Don’t start calibrating your sensors until you have them positioned on your robot’s chassis. Changing the sensors’ locations on the chassis can affect the value readings. Ideally, you’re going to want to keep your NXT Light sensors close to the game field; around 2 to 3 centimeters is a safe distance. But make sure your robot can clear any obstacles that it may have to climb. You don’t want your robot getting caught on the sensor because of low ground clearance.
You need to calibrate your sensor so that you can set the real-world values for lightness and darkness. In the ideal environment, the NXT believes white to be the maximum value returned and black to be the minimum value returned. These values are represented in the NXT-G code as values between 0 and 100, but rarely will an uncalibrated sensor ever return these values—most of the time the real values return within a range of 30 to 70. By calibrating the NXT, we are resetting the limits of the light reading range based on light readings in the current environment. Also, calibrating the Light sensor allows the robot to run in different environments without having to change the program code to contain the new room’s light values.
LIGHTING AT EVENTS
One year I was at an FLL qualifier held in an airplane hangar. The location was great, but the lighting was horrible for robots. Every game table in the room had different lighting contrast. This was an excellent opportunity to have a robot that would calibrate its light on each run. Too bad our team didn’t have such a calibration plan at the time. We got lucky and had a very good run on a table with consistent lighting. Our other runs that day were not as impressive.
Look out for rooms that have lots of natural sunlight coming through windows. I’ve seen events where the sun in the room changed throughout the day, and robots that ran flawlessly early in the day had issues as the lighting changed.
You can perform the calibration in two ways: by using NXT-G’s own Light Calibration block that stores the calibrated values in the NXT’s memory or by creating your own calibration program that stores the values locally in a file on the NXT.

Recorded data
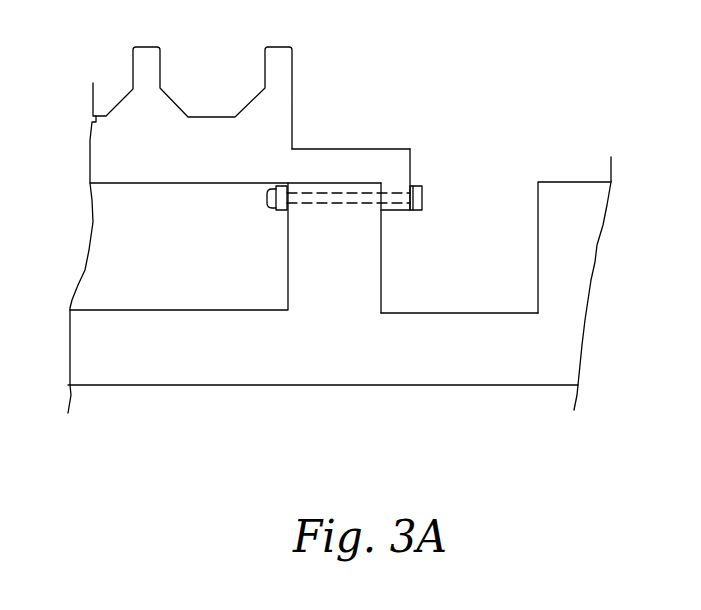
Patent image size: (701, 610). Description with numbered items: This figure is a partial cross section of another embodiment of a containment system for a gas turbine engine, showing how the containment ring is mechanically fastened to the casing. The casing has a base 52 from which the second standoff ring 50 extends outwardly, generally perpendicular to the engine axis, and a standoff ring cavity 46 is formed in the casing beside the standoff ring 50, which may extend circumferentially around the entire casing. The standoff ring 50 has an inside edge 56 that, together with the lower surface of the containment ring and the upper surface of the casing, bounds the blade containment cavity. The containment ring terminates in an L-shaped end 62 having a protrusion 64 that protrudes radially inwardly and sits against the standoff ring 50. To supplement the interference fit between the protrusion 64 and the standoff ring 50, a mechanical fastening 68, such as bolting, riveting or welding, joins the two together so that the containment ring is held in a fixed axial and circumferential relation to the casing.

The standoff ring cavity 46 is at (483, 258).
The second standoff ring 50 is at (326, 223).
The base 52 is at (470, 313).
The inside edge 56 is at (288, 268).
The L-shaped end 62 is at (377, 148).
The protrusion 64 is at (411, 167).
The mechanical fastening 68 is at (423, 197).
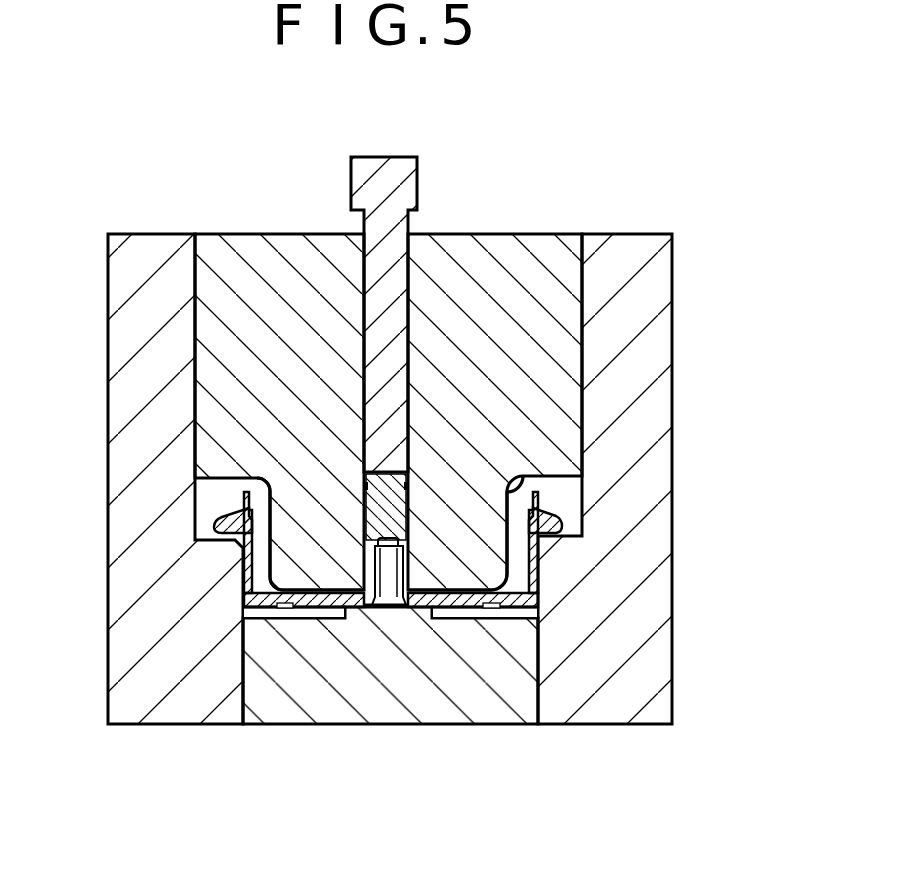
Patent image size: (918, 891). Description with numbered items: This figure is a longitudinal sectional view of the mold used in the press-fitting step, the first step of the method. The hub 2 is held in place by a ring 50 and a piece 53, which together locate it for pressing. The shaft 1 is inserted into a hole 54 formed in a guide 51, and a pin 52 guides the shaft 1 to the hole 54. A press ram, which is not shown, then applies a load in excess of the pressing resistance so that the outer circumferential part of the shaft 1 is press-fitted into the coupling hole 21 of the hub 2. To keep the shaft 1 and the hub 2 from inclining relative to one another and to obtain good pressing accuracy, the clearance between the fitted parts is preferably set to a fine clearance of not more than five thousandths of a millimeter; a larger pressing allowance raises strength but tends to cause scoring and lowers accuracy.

The shaft 1 is at (387, 512).
The hub 2 is at (457, 607).
The coupling hole 21 is at (415, 607).
The ring 50 is at (653, 468).
The guide 51 is at (483, 287).
The pin 52 is at (375, 189).
The piece 53 is at (357, 687).
The hole 54 is at (421, 531).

● **Directions**:
Could you set down the whole text on calibrating NXT Light sensors again, word for word?

● **Worked answer**:
Don’t start calibrating your sensors until you have them positioned on your robot’s chassis. Changing the sensors’ locations on the chassis can affect the value readings. Ideally, you’re going to want to keep your NXT Light sensors close to the game field; around 2 to 3 centimeters is a safe distance. But make sure your robot can clear any obstacles that it may have to climb. You don’t want your robot getting caught on the sensor because of low ground clearance.
You need to calibrate your sensor so that you can set the real-world values for lightness and darkness. In the ideal environment, the NXT believes white to be the maximum value returned and black to be the minimum value returned. These values are represented in the NXT-G code as values between 0 and 100, but rarely will an uncalibrated sensor ever return these values—most of the time the real values return within a range of 30 to 70. By calibrating the NXT, we are resetting the limits of the light reading range based on light readings in the current environment. Also, calibrating the Light sensor allows the robot to run in different environments without having to change the program code to contain the new room’s light values.
LIGHTING AT EVENTS
One year I was at an FLL qualifier held in an airplane hangar. The location was great, but the lighting was horrible for robots. Every game table in the room had different lighting contrast. This was an excellent opportunity to have a robot that would calibrate its light on each run. Too bad our team didn’t have such a calibration plan at the time. We got lucky and had a very good run on a table with consistent lighting. Our other runs that day were not as impressive.
Look out for rooms that have lots of natural sunlight coming through windows. I’ve seen events where the sun in the room changed throughout the day, and robots that ran flawlessly early in the day had issues as the lighting changed.
You can perform the calibration in two ways: by using NXT-G’s own Light Calibration block that stores the calibrated values in the NXT’s memory or by creating your own calibration program that stores the values locally in a file on the NXT.